_AVAILABLE DATA_

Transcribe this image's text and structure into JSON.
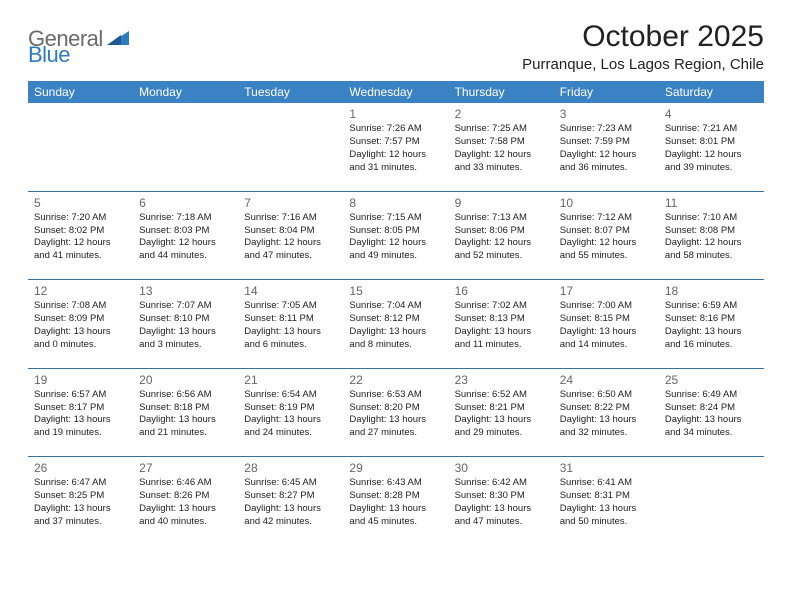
{
  "logo": {
    "text1": "General",
    "text2": "Blue"
  },
  "title": "October 2025",
  "location": "Purranque, Los Lagos Region, Chile",
  "colors": {
    "header_bg": "#3b82c4",
    "header_text": "#ffffff",
    "rule": "#3b6fa0",
    "logo_gray": "#6b6b6b",
    "logo_blue": "#2f7bbf"
  },
  "headers": [
    "Sunday",
    "Monday",
    "Tuesday",
    "Wednesday",
    "Thursday",
    "Friday",
    "Saturday"
  ],
  "weeks": [
    [
      {
        "n": "",
        "sr": "",
        "ss": "",
        "dl": ""
      },
      {
        "n": "",
        "sr": "",
        "ss": "",
        "dl": ""
      },
      {
        "n": "",
        "sr": "",
        "ss": "",
        "dl": ""
      },
      {
        "n": "1",
        "sr": "7:26 AM",
        "ss": "7:57 PM",
        "dl": "12 hours and 31 minutes."
      },
      {
        "n": "2",
        "sr": "7:25 AM",
        "ss": "7:58 PM",
        "dl": "12 hours and 33 minutes."
      },
      {
        "n": "3",
        "sr": "7:23 AM",
        "ss": "7:59 PM",
        "dl": "12 hours and 36 minutes."
      },
      {
        "n": "4",
        "sr": "7:21 AM",
        "ss": "8:01 PM",
        "dl": "12 hours and 39 minutes."
      }
    ],
    [
      {
        "n": "5",
        "sr": "7:20 AM",
        "ss": "8:02 PM",
        "dl": "12 hours and 41 minutes."
      },
      {
        "n": "6",
        "sr": "7:18 AM",
        "ss": "8:03 PM",
        "dl": "12 hours and 44 minutes."
      },
      {
        "n": "7",
        "sr": "7:16 AM",
        "ss": "8:04 PM",
        "dl": "12 hours and 47 minutes."
      },
      {
        "n": "8",
        "sr": "7:15 AM",
        "ss": "8:05 PM",
        "dl": "12 hours and 49 minutes."
      },
      {
        "n": "9",
        "sr": "7:13 AM",
        "ss": "8:06 PM",
        "dl": "12 hours and 52 minutes."
      },
      {
        "n": "10",
        "sr": "7:12 AM",
        "ss": "8:07 PM",
        "dl": "12 hours and 55 minutes."
      },
      {
        "n": "11",
        "sr": "7:10 AM",
        "ss": "8:08 PM",
        "dl": "12 hours and 58 minutes."
      }
    ],
    [
      {
        "n": "12",
        "sr": "7:08 AM",
        "ss": "8:09 PM",
        "dl": "13 hours and 0 minutes."
      },
      {
        "n": "13",
        "sr": "7:07 AM",
        "ss": "8:10 PM",
        "dl": "13 hours and 3 minutes."
      },
      {
        "n": "14",
        "sr": "7:05 AM",
        "ss": "8:11 PM",
        "dl": "13 hours and 6 minutes."
      },
      {
        "n": "15",
        "sr": "7:04 AM",
        "ss": "8:12 PM",
        "dl": "13 hours and 8 minutes."
      },
      {
        "n": "16",
        "sr": "7:02 AM",
        "ss": "8:13 PM",
        "dl": "13 hours and 11 minutes."
      },
      {
        "n": "17",
        "sr": "7:00 AM",
        "ss": "8:15 PM",
        "dl": "13 hours and 14 minutes."
      },
      {
        "n": "18",
        "sr": "6:59 AM",
        "ss": "8:16 PM",
        "dl": "13 hours and 16 minutes."
      }
    ],
    [
      {
        "n": "19",
        "sr": "6:57 AM",
        "ss": "8:17 PM",
        "dl": "13 hours and 19 minutes."
      },
      {
        "n": "20",
        "sr": "6:56 AM",
        "ss": "8:18 PM",
        "dl": "13 hours and 21 minutes."
      },
      {
        "n": "21",
        "sr": "6:54 AM",
        "ss": "8:19 PM",
        "dl": "13 hours and 24 minutes."
      },
      {
        "n": "22",
        "sr": "6:53 AM",
        "ss": "8:20 PM",
        "dl": "13 hours and 27 minutes."
      },
      {
        "n": "23",
        "sr": "6:52 AM",
        "ss": "8:21 PM",
        "dl": "13 hours and 29 minutes."
      },
      {
        "n": "24",
        "sr": "6:50 AM",
        "ss": "8:22 PM",
        "dl": "13 hours and 32 minutes."
      },
      {
        "n": "25",
        "sr": "6:49 AM",
        "ss": "8:24 PM",
        "dl": "13 hours and 34 minutes."
      }
    ],
    [
      {
        "n": "26",
        "sr": "6:47 AM",
        "ss": "8:25 PM",
        "dl": "13 hours and 37 minutes."
      },
      {
        "n": "27",
        "sr": "6:46 AM",
        "ss": "8:26 PM",
        "dl": "13 hours and 40 minutes."
      },
      {
        "n": "28",
        "sr": "6:45 AM",
        "ss": "8:27 PM",
        "dl": "13 hours and 42 minutes."
      },
      {
        "n": "29",
        "sr": "6:43 AM",
        "ss": "8:28 PM",
        "dl": "13 hours and 45 minutes."
      },
      {
        "n": "30",
        "sr": "6:42 AM",
        "ss": "8:30 PM",
        "dl": "13 hours and 47 minutes."
      },
      {
        "n": "31",
        "sr": "6:41 AM",
        "ss": "8:31 PM",
        "dl": "13 hours and 50 minutes."
      },
      {
        "n": "",
        "sr": "",
        "ss": "",
        "dl": ""
      }
    ]
  ],
  "labels": {
    "sunrise": "Sunrise: ",
    "sunset": "Sunset: ",
    "daylight": "Daylight: "
  }
}
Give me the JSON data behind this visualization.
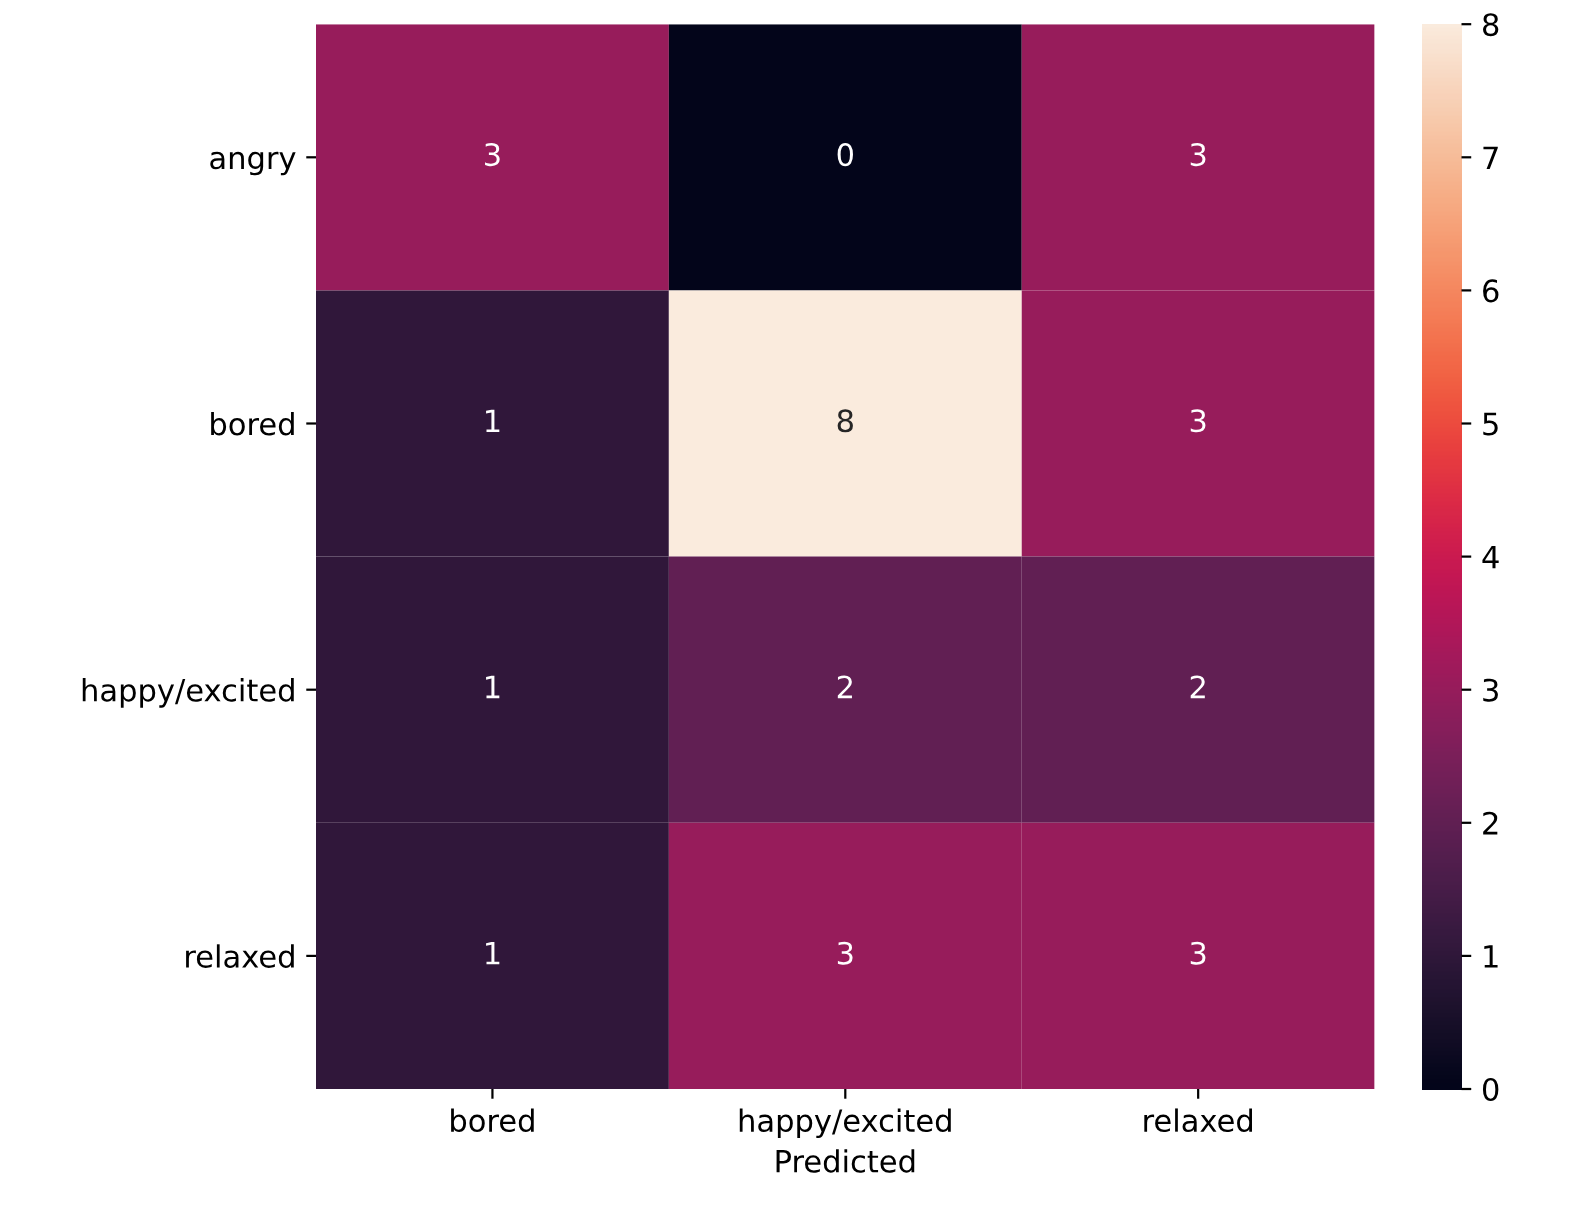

_WORK REQUIRED_
Do not include images; quote all of the entries above exactly.

_EXERCISE RESULT_
Transcribe this image's text and structure into JSON.
{
  "logo": {
    "text1": "General",
    "text2": "Blue"
  },
  "title": "October 2025",
  "location": "Purranque, Los Lagos Region, Chile",
  "colors": {
    "header_bg": "#3b82c4",
    "header_text": "#ffffff",
    "rule": "#3b6fa0",
    "logo_gray": "#6b6b6b",
    "logo_blue": "#2f7bbf"
  },
  "headers": [
    "Sunday",
    "Monday",
    "Tuesday",
    "Wednesday",
    "Thursday",
    "Friday",
    "Saturday"
  ],
  "weeks": [
    [
      {
        "n": "",
        "sr": "",
        "ss": "",
        "dl": ""
      },
      {
        "n": "",
        "sr": "",
        "ss": "",
        "dl": ""
      },
      {
        "n": "",
        "sr": "",
        "ss": "",
        "dl": ""
      },
      {
        "n": "1",
        "sr": "7:26 AM",
        "ss": "7:57 PM",
        "dl": "12 hours and 31 minutes."
      },
      {
        "n": "2",
        "sr": "7:25 AM",
        "ss": "7:58 PM",
        "dl": "12 hours and 33 minutes."
      },
      {
        "n": "3",
        "sr": "7:23 AM",
        "ss": "7:59 PM",
        "dl": "12 hours and 36 minutes."
      },
      {
        "n": "4",
        "sr": "7:21 AM",
        "ss": "8:01 PM",
        "dl": "12 hours and 39 minutes."
      }
    ],
    [
      {
        "n": "5",
        "sr": "7:20 AM",
        "ss": "8:02 PM",
        "dl": "12 hours and 41 minutes."
      },
      {
        "n": "6",
        "sr": "7:18 AM",
        "ss": "8:03 PM",
        "dl": "12 hours and 44 minutes."
      },
      {
        "n": "7",
        "sr": "7:16 AM",
        "ss": "8:04 PM",
        "dl": "12 hours and 47 minutes."
      },
      {
        "n": "8",
        "sr": "7:15 AM",
        "ss": "8:05 PM",
        "dl": "12 hours and 49 minutes."
      },
      {
        "n": "9",
        "sr": "7:13 AM",
        "ss": "8:06 PM",
        "dl": "12 hours and 52 minutes."
      },
      {
        "n": "10",
        "sr": "7:12 AM",
        "ss": "8:07 PM",
        "dl": "12 hours and 55 minutes."
      },
      {
        "n": "11",
        "sr": "7:10 AM",
        "ss": "8:08 PM",
        "dl": "12 hours and 58 minutes."
      }
    ],
    [
      {
        "n": "12",
        "sr": "7:08 AM",
        "ss": "8:09 PM",
        "dl": "13 hours and 0 minutes."
      },
      {
        "n": "13",
        "sr": "7:07 AM",
        "ss": "8:10 PM",
        "dl": "13 hours and 3 minutes."
      },
      {
        "n": "14",
        "sr": "7:05 AM",
        "ss": "8:11 PM",
        "dl": "13 hours and 6 minutes."
      },
      {
        "n": "15",
        "sr": "7:04 AM",
        "ss": "8:12 PM",
        "dl": "13 hours and 8 minutes."
      },
      {
        "n": "16",
        "sr": "7:02 AM",
        "ss": "8:13 PM",
        "dl": "13 hours and 11 minutes."
      },
      {
        "n": "17",
        "sr": "7:00 AM",
        "ss": "8:15 PM",
        "dl": "13 hours and 14 minutes."
      },
      {
        "n": "18",
        "sr": "6:59 AM",
        "ss": "8:16 PM",
        "dl": "13 hours and 16 minutes."
      }
    ],
    [
      {
        "n": "19",
        "sr": "6:57 AM",
        "ss": "8:17 PM",
        "dl": "13 hours and 19 minutes."
      },
      {
        "n": "20",
        "sr": "6:56 AM",
        "ss": "8:18 PM",
        "dl": "13 hours and 21 minutes."
      },
      {
        "n": "21",
        "sr": "6:54 AM",
        "ss": "8:19 PM",
        "dl": "13 hours and 24 minutes."
      },
      {
        "n": "22",
        "sr": "6:53 AM",
        "ss": "8:20 PM",
        "dl": "13 hours and 27 minutes."
      },
      {
        "n": "23",
        "sr": "6:52 AM",
        "ss": "8:21 PM",
        "dl": "13 hours and 29 minutes."
      },
      {
        "n": "24",
        "sr": "6:50 AM",
        "ss": "8:22 PM",
        "dl": "13 hours and 32 minutes."
      },
      {
        "n": "25",
        "sr": "6:49 AM",
        "ss": "8:24 PM",
        "dl": "13 hours and 34 minutes."
      }
    ],
    [
      {
        "n": "26",
        "sr": "6:47 AM",
        "ss": "8:25 PM",
        "dl": "13 hours and 37 minutes."
      },
      {
        "n": "27",
        "sr": "6:46 AM",
        "ss": "8:26 PM",
        "dl": "13 hours and 40 minutes."
      },
      {
        "n": "28",
        "sr": "6:45 AM",
        "ss": "8:27 PM",
        "dl": "13 hours and 42 minutes."
      },
      {
        "n": "29",
        "sr": "6:43 AM",
        "ss": "8:28 PM",
        "dl": "13 hours and 45 minutes."
      },
      {
        "n": "30",
        "sr": "6:42 AM",
        "ss": "8:30 PM",
        "dl": "13 hours and 47 minutes."
      },
      {
        "n": "31",
        "sr": "6:41 AM",
        "ss": "8:31 PM",
        "dl": "13 hours and 50 minutes."
      },
      {
        "n": "",
        "sr": "",
        "ss": "",
        "dl": ""
      }
    ]
  ],
  "labels": {
    "sunrise": "Sunrise: ",
    "sunset": "Sunset: ",
    "daylight": "Daylight: "
  }
}
Give me the JSON data behind this visualization.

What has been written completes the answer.